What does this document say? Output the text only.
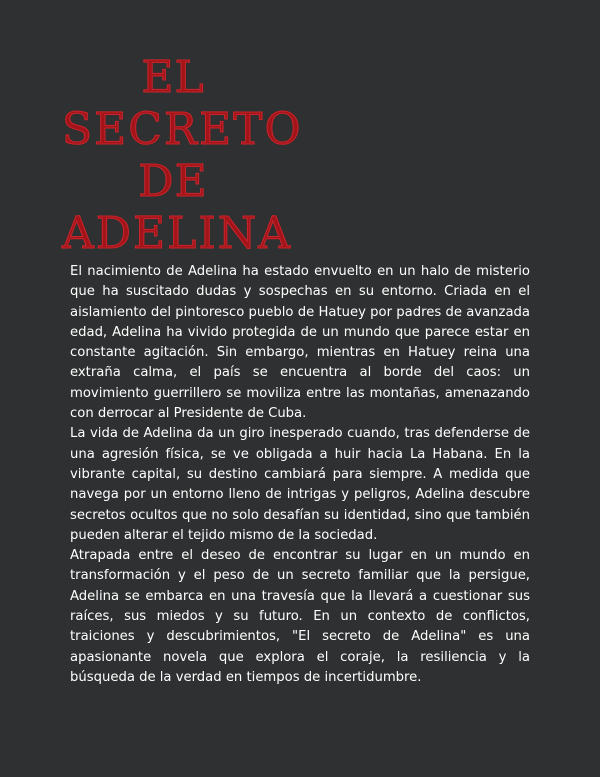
EL
SECRETO
DE
ADELINA

El nacimiento de Adelina ha estado envuelto en un halo de misterio que ha suscitado dudas y sospechas en su entorno. Criada en el aislamiento del pintoresco pueblo de Hatuey por padres de avanzada edad, Adelina ha vivido protegida de un mundo que parece estar en constante agitación. Sin embargo, mientras en Hatuey reina una extraña calma, el país se encuentra al borde del caos: un movimiento guerrillero se moviliza entre las montañas, amenazando con derrocar al Presidente de Cuba.

La vida de Adelina da un giro inesperado cuando, tras defenderse de una agresión física, se ve obligada a huir hacia La Habana. En la vibrante capital, su destino cambiará para siempre. A medida que navega por un entorno lleno de intrigas y peligros, Adelina descubre secretos ocultos que no solo desafían su identidad, sino que también pueden alterar el tejido mismo de la sociedad.

Atrapada entre el deseo de encontrar su lugar en un mundo en transformación y el peso de un secreto familiar que la persigue, Adelina se embarca en una travesía que la llevará a cuestionar sus raíces, sus miedos y su futuro. En un contexto de conflictos, traiciones y descubrimientos, "El secreto de Adelina" es una apasionante novela que explora el coraje, la resiliencia y la búsqueda de la verdad en tiempos de incertidumbre.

┄┄┄┄┄┄┄┄┄┄

• Work to complete
Give back each entry exactly as it appears, with no pictures.

• The result
What does this document say? Output the text only.
EL
SECRETO
DE
ADELINA

El nacimiento de Adelina ha estado envuelto en un halo de misterio que ha suscitado dudas y sospechas en su entorno. Criada en el aislamiento del pintoresco pueblo de Hatuey por padres de avanzada edad, Adelina ha vivido protegida de un mundo que parece estar en constante agitación. Sin embargo, mientras en Hatuey reina una extraña calma, el país se encuentra al borde del caos: un movimiento guerrillero se moviliza entre las montañas, amenazando con derrocar al Presidente de Cuba.

La vida de Adelina da un giro inesperado cuando, tras defenderse de una agresión física, se ve obligada a huir hacia La Habana. En la vibrante capital, su destino cambiará para siempre. A medida que navega por un entorno lleno de intrigas y peligros, Adelina descubre secretos ocultos que no solo desafían su identidad, sino que también pueden alterar el tejido mismo de la sociedad.

Atrapada entre el deseo de encontrar su lugar en un mundo en transformación y el peso de un secreto familiar que la persigue, Adelina se embarca en una travesía que la llevará a cuestionar sus raíces, sus miedos y su futuro. En un contexto de conflictos, traiciones y descubrimientos, "El secreto de Adelina" es una apasionante novela que explora el coraje, la resiliencia y la búsqueda de la verdad en tiempos de incertidumbre.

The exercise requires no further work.